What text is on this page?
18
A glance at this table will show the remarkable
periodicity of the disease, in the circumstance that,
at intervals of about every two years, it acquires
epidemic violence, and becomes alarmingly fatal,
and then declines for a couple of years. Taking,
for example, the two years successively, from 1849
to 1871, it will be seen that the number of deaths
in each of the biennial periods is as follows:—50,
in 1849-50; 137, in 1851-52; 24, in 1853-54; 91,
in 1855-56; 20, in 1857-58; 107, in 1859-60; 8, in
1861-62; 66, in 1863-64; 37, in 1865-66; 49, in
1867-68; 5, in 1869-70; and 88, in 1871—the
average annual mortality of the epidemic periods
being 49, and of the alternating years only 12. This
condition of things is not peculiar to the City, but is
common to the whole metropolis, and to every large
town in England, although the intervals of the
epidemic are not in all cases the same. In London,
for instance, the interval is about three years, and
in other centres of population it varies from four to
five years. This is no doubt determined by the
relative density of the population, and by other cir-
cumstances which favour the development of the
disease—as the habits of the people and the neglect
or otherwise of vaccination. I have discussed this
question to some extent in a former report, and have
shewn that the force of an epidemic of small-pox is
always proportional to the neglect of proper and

● ● ● ● ●

EXERCISE DETAILS
Make a verbatim copy of every entry shown above.

SOLUTION TO THE EXERCISE
What text is on this page?
18
A glance at this table will show the remarkable
periodicity of the disease, in the circumstance that,
at intervals of about every two years, it acquires
epidemic violence, and becomes alarmingly fatal,
and then declines for a couple of years. Taking,
for example, the two years successively, from 1849
to 1871, it will be seen that the number of deaths
in each of the biennial periods is as follows:—50,
in 1849-50; 137, in 1851-52; 24, in 1853-54; 91,
in 1855-56; 20, in 1857-58; 107, in 1859-60; 8, in
1861-62; 66, in 1863-64; 37, in 1865-66; 49, in
1867-68; 5, in 1869-70; and 88, in 1871—the
average annual mortality of the epidemic periods
being 49, and of the alternating years only 12. This
condition of things is not peculiar to the City, but is
common to the whole metropolis, and to every large
town in England, although the intervals of the
epidemic are not in all cases the same. In London,
for instance, the interval is about three years, and
in other centres of population it varies from four to
five years. This is no doubt determined by the
relative density of the population, and by other cir-
cumstances which favour the development of the
disease—as the habits of the people and the neglect
or otherwise of vaccination. I have discussed this
question to some extent in a former report, and have
shewn that the force of an epidemic of small-pox is
always proportional to the neglect of proper and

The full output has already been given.